** begin **

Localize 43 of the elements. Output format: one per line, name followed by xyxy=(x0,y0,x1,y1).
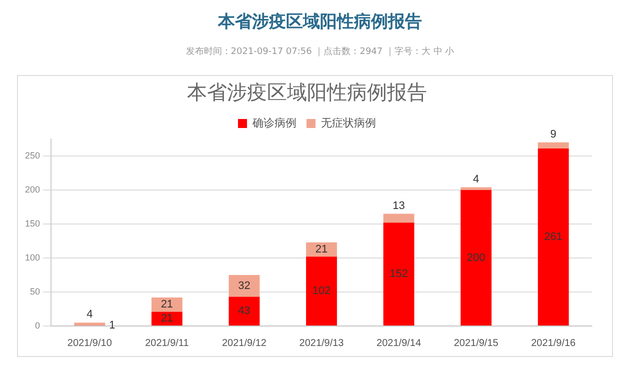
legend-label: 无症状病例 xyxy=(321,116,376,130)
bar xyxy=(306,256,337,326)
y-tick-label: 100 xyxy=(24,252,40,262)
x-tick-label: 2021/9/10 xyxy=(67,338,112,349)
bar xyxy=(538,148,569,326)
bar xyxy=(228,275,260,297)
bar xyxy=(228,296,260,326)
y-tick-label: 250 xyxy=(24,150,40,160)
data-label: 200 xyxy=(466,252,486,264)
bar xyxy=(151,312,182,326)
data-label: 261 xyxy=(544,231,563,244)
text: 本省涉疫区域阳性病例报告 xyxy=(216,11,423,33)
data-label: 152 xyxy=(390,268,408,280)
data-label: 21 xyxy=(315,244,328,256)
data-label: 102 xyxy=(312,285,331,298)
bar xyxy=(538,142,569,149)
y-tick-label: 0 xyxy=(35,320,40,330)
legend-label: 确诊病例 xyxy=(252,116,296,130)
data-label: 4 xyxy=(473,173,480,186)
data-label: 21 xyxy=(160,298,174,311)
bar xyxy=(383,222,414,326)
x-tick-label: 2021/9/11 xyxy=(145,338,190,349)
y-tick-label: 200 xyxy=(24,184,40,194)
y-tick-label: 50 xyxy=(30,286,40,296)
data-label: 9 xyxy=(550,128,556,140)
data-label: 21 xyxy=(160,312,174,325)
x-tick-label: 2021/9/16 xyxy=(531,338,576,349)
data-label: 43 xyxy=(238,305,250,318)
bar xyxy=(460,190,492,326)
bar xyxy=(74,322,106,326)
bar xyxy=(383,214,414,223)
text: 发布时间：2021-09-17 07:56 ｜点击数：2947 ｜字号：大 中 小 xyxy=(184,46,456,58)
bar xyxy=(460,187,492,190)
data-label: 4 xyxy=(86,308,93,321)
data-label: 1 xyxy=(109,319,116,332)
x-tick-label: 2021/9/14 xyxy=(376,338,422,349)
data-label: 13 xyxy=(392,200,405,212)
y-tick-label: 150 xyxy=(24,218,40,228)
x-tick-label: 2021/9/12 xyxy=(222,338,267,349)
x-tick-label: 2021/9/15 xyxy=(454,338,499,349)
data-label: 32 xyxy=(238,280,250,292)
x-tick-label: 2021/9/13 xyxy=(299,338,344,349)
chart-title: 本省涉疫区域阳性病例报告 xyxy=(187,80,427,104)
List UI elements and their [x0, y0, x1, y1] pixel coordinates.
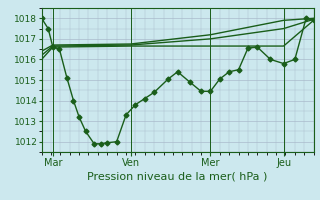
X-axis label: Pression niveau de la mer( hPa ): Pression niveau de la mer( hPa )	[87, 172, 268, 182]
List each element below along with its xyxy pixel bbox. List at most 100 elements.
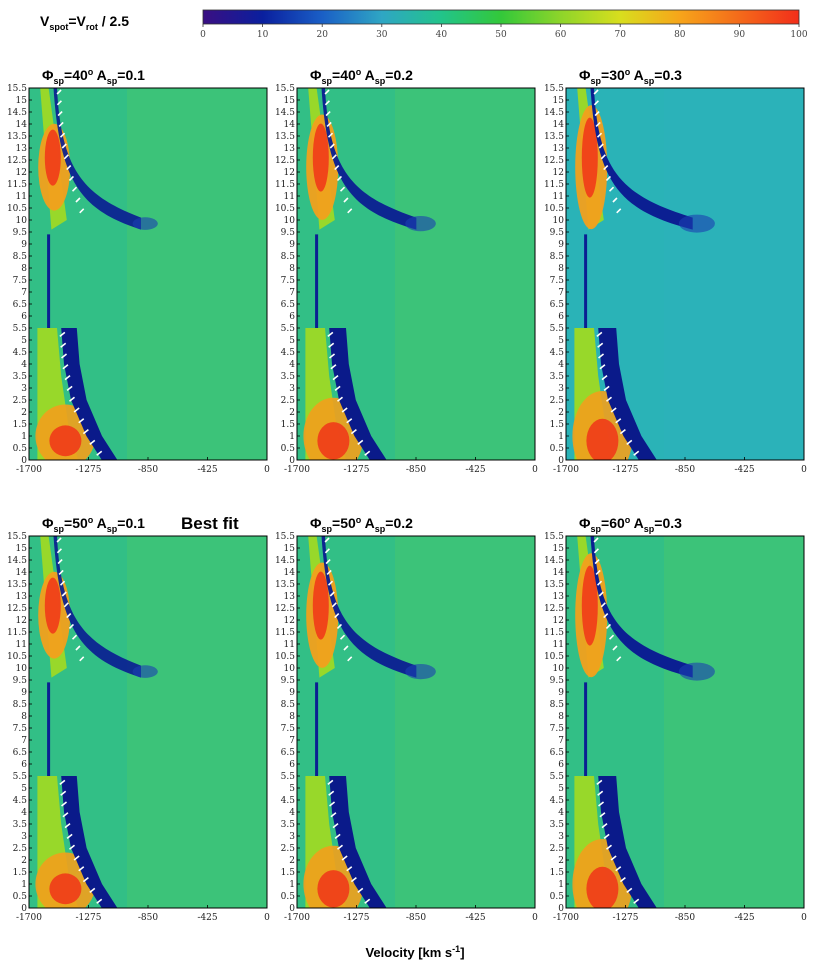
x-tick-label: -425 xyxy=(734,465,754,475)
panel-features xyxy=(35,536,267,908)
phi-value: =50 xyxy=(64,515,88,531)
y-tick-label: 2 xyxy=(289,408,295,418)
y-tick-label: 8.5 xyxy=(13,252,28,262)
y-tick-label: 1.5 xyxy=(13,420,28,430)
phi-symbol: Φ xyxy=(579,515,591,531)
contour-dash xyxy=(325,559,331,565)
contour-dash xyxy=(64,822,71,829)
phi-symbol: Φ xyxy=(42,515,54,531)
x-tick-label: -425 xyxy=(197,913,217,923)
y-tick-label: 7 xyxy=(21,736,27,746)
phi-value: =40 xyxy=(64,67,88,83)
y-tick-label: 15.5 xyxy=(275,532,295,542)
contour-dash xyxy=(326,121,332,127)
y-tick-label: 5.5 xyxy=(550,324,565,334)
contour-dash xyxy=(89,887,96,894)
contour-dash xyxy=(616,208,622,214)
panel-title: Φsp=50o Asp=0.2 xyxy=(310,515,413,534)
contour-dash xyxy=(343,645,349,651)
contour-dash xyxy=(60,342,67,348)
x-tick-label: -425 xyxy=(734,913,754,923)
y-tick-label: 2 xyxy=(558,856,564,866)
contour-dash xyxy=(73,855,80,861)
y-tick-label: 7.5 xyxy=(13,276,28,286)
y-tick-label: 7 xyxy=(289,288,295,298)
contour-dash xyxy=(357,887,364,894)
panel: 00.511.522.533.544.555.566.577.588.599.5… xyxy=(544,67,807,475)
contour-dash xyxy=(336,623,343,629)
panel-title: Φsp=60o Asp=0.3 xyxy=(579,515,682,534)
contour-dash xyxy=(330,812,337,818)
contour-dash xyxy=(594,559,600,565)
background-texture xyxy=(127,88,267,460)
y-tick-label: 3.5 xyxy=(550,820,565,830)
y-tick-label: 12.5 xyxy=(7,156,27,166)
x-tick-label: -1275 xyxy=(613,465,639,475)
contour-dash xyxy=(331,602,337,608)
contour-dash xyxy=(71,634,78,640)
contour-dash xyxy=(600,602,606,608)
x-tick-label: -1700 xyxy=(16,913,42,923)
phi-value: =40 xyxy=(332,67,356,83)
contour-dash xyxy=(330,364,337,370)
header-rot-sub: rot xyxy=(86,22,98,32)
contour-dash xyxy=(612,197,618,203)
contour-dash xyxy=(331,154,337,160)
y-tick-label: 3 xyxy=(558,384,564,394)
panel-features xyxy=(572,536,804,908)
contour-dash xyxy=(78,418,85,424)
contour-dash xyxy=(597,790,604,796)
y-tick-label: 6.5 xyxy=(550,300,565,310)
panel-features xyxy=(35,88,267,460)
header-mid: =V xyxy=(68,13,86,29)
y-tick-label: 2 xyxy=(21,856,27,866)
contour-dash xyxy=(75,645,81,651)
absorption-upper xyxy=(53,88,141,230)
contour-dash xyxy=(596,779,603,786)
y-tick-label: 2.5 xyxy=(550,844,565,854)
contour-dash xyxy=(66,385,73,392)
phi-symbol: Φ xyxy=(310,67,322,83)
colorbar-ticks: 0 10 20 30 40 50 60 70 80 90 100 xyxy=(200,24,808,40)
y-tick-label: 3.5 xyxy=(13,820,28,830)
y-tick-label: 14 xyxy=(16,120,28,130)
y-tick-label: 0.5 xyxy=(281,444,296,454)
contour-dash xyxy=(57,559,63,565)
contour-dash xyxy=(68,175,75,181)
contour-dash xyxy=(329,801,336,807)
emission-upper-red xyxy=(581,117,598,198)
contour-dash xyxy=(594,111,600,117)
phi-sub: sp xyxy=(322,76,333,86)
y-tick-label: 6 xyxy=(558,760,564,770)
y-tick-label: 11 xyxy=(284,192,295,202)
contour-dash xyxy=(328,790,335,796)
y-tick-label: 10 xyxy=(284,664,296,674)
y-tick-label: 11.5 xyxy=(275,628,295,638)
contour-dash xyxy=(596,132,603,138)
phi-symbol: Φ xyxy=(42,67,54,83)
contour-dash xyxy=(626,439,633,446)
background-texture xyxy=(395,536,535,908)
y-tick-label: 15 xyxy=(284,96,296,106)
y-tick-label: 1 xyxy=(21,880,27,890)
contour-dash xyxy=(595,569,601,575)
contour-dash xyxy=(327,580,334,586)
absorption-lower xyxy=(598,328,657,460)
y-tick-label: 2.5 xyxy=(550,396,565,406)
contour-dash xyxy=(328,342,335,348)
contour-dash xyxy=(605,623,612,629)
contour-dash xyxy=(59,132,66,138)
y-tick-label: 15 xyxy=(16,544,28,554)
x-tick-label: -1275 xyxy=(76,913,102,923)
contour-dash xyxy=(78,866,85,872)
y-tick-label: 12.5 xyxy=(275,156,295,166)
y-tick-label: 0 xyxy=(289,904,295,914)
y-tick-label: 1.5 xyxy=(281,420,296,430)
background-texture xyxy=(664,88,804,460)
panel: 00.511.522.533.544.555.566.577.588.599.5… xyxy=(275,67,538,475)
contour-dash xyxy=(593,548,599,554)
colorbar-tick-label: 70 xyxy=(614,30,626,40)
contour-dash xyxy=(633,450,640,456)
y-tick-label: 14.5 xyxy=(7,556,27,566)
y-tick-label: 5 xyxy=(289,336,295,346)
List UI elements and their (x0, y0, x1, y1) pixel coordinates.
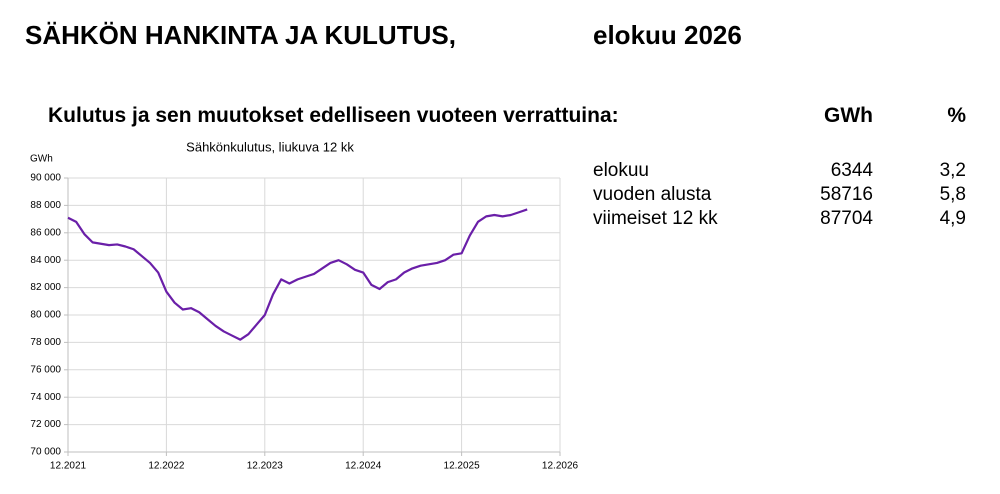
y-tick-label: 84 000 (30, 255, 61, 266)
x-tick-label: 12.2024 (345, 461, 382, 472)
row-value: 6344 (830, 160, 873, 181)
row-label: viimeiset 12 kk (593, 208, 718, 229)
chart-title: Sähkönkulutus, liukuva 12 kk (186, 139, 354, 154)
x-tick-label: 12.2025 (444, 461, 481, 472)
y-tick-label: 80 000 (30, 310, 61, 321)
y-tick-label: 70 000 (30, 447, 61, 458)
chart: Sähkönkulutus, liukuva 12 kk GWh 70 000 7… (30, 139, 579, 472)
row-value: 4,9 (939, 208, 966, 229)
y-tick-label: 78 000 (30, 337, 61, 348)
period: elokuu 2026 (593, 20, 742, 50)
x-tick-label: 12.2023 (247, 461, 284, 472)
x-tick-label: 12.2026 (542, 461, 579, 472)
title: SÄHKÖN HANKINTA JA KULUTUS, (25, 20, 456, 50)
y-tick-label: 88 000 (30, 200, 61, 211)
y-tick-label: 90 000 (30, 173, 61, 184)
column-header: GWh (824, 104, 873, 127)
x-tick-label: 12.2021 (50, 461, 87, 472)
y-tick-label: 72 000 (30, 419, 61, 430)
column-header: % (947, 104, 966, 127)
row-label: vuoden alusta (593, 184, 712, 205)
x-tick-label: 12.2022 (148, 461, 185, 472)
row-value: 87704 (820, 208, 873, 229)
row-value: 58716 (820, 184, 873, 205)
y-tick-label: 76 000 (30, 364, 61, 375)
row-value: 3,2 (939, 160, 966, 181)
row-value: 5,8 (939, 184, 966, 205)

** end **

Extract verbatim the stretch of the records from their start through the line containing "List each element", and leave the pictures out of your answer.

Localize 43 of the elements. Output format: one per line, name followed by xyxy=(x0,y0,x1,y1).
legend-label: 无症状病例 xyxy=(321,116,376,130)
bar xyxy=(306,256,337,326)
y-tick-label: 100 xyxy=(24,252,40,262)
x-tick-label: 2021/9/10 xyxy=(67,338,112,349)
bar xyxy=(538,148,569,326)
bar xyxy=(228,275,260,297)
bar xyxy=(228,296,260,326)
y-tick-label: 250 xyxy=(24,150,40,160)
data-label: 200 xyxy=(466,252,486,264)
bar xyxy=(151,312,182,326)
data-label: 261 xyxy=(544,231,563,244)
text: 本省涉疫区域阳性病例报告 xyxy=(216,11,423,33)
data-label: 152 xyxy=(390,268,408,280)
data-label: 21 xyxy=(315,244,328,256)
data-label: 102 xyxy=(312,285,331,298)
bar xyxy=(538,142,569,149)
y-tick-label: 0 xyxy=(35,320,40,330)
legend-label: 确诊病例 xyxy=(252,116,296,130)
data-label: 4 xyxy=(473,173,480,186)
data-label: 21 xyxy=(160,298,174,311)
bar xyxy=(383,222,414,326)
x-tick-label: 2021/9/11 xyxy=(145,338,190,349)
y-tick-label: 200 xyxy=(24,184,40,194)
y-tick-label: 50 xyxy=(30,286,40,296)
data-label: 9 xyxy=(550,128,556,140)
data-label: 21 xyxy=(160,312,174,325)
x-tick-label: 2021/9/16 xyxy=(531,338,576,349)
data-label: 43 xyxy=(238,305,250,318)
bar xyxy=(460,190,492,326)
bar xyxy=(74,322,106,326)
bar xyxy=(383,214,414,223)
text: 发布时间：2021-09-17 07:56 ｜点击数：2947 ｜字号：大 中 小 xyxy=(184,46,456,58)
bar xyxy=(460,187,492,190)
data-label: 4 xyxy=(86,308,93,321)
data-label: 1 xyxy=(109,319,116,332)
x-tick-label: 2021/9/14 xyxy=(376,338,422,349)
data-label: 13 xyxy=(392,200,405,212)
y-tick-label: 150 xyxy=(24,218,40,228)
x-tick-label: 2021/9/12 xyxy=(222,338,267,349)
x-tick-label: 2021/9/15 xyxy=(454,338,499,349)
data-label: 32 xyxy=(238,280,250,292)
x-tick-label: 2021/9/13 xyxy=(299,338,344,349)
chart-title: 本省涉疫区域阳性病例报告 xyxy=(187,80,427,104)
List UI elements and their [x0, y0, x1, y1] pixel coordinates.
X-axis label: Pression niveau de la mer( hPa ): Pression niveau de la mer( hPa )	[87, 172, 268, 182]
List each element below along with its xyxy pixel bbox. List at most 100 elements.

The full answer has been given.